Extracted data entries:
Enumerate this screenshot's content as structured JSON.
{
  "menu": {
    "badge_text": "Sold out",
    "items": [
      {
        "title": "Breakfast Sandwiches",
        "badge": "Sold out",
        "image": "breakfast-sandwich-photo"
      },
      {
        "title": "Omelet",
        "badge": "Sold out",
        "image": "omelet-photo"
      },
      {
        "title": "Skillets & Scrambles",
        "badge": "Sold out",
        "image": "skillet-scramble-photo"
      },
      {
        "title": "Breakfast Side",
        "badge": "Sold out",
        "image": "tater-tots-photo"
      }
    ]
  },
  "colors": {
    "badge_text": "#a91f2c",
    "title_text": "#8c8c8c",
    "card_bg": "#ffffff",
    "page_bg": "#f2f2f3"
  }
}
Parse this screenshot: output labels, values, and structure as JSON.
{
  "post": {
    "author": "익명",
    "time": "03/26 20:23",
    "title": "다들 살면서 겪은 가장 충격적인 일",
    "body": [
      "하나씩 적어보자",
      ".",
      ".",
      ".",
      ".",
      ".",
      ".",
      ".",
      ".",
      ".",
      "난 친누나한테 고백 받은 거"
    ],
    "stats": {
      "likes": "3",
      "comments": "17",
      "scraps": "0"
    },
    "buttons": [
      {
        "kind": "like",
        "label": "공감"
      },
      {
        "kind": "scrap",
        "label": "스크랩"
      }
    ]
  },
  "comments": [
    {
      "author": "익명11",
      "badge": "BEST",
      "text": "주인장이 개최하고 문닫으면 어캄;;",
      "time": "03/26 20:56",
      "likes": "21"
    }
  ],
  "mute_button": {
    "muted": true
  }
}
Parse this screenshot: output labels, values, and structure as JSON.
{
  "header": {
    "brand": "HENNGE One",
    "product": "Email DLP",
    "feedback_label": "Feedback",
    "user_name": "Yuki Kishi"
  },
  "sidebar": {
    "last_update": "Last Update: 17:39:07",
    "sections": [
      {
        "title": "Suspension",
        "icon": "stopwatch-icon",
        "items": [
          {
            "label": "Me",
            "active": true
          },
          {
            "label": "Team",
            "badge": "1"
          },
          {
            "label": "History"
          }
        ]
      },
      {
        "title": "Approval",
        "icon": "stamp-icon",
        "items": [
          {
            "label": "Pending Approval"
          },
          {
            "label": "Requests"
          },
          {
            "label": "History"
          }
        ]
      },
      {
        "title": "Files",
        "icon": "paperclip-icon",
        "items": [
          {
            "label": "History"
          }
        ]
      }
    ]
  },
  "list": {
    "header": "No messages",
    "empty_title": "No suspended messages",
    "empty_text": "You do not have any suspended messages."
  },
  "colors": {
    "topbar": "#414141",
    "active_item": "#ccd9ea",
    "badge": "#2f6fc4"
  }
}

## DIRECTIONS FOR THIS TASK
Scan the records above for the string "image", then select every line that holds it.

## FINISHED ANSWER
        "image": "breakfast-sandwich-photo"
        "image": "omelet-photo"
        "image": "skillet-scramble-photo"
        "image": "tater-tots-photo"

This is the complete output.